• Directions:
Search the records for the word "gemacht" and report each line that has it.

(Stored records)
________________
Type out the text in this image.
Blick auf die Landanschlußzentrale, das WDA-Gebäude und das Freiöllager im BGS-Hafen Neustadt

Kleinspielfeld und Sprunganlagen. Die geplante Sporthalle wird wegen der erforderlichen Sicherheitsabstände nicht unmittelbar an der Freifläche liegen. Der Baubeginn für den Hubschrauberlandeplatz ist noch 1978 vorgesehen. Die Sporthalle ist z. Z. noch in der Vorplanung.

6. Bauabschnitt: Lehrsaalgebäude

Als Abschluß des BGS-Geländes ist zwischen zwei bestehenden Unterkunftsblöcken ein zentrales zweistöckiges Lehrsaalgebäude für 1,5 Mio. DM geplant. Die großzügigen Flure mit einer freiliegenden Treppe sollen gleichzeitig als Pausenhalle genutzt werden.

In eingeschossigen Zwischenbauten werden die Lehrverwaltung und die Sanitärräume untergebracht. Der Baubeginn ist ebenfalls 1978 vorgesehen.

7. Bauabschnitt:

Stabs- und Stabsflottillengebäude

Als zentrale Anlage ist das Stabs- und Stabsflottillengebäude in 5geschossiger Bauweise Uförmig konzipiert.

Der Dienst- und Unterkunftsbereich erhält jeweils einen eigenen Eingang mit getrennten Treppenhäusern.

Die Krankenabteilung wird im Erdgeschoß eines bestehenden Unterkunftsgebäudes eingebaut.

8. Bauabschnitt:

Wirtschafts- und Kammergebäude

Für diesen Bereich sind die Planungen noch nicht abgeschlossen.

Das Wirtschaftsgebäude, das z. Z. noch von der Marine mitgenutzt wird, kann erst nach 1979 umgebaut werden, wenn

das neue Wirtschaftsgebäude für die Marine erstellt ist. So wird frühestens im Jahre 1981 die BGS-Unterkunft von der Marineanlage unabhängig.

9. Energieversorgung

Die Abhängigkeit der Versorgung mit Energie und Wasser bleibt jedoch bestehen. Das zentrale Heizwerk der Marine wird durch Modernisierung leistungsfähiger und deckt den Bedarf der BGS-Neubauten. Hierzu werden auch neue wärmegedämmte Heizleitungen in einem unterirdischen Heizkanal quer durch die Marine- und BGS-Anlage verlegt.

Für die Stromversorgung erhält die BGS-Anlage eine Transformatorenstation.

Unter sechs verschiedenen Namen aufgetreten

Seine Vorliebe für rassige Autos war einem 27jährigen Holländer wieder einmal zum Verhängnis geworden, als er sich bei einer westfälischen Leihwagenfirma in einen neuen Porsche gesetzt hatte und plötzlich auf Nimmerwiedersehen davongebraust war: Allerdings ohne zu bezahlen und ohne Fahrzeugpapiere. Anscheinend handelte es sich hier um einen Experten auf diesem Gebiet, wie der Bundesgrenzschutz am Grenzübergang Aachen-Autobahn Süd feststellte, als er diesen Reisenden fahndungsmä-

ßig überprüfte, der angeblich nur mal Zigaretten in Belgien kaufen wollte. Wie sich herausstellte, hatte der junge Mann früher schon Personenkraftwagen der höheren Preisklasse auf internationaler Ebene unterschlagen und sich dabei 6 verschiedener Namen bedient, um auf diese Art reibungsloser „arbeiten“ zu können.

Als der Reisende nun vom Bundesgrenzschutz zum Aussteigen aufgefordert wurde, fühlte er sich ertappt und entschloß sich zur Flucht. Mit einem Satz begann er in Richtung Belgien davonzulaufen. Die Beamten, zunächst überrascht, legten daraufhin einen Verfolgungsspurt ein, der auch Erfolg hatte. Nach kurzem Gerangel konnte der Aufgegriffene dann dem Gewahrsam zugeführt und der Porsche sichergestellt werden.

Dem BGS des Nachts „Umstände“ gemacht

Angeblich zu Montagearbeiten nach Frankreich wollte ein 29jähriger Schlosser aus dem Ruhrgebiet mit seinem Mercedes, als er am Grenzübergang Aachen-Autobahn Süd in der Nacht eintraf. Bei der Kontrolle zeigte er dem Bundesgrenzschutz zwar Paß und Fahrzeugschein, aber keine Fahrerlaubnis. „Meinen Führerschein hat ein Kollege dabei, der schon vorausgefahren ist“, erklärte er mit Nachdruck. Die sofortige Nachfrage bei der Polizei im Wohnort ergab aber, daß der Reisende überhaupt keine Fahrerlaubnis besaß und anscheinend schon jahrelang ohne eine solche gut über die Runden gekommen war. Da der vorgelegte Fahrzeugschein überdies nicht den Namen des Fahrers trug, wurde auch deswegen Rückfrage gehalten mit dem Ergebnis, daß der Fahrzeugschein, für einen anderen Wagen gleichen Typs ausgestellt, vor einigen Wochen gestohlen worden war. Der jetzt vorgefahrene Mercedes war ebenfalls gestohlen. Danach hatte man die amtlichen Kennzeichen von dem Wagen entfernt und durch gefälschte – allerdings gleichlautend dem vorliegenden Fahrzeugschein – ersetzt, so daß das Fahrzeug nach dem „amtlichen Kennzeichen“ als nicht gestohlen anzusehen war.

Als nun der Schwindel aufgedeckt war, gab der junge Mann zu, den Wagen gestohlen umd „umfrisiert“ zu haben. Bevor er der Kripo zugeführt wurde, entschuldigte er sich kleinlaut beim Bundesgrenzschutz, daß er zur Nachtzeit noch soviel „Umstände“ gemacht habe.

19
________________
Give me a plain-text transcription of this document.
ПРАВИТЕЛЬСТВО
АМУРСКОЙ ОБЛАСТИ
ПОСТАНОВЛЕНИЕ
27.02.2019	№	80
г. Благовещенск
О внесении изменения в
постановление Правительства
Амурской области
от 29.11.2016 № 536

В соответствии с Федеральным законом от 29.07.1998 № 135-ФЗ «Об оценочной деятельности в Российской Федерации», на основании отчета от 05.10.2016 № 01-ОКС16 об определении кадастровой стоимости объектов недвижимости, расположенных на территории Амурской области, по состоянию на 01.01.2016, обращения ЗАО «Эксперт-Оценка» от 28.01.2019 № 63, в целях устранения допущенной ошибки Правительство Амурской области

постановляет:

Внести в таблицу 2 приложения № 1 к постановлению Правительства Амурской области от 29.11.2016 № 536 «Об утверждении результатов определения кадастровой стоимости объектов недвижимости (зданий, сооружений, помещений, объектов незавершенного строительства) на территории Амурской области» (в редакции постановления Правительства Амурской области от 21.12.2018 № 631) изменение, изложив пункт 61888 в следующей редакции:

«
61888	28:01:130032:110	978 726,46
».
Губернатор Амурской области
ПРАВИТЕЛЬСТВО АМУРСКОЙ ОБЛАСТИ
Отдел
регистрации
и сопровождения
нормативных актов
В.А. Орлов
________________
• Output of the exercise:
Dem BGS des Nachts „Umstände“ gemacht
Als nun der Schwindel aufgedeckt war, gab der junge Mann zu, den Wagen gestohlen umd „umfrisiert“ zu haben. Bevor er der Kripo zugeführt wurde, entschuldigte er sich kleinlaut beim Bundesgrenzschutz, daß er zur Nachtzeit noch soviel „Umstände“ gemacht habe.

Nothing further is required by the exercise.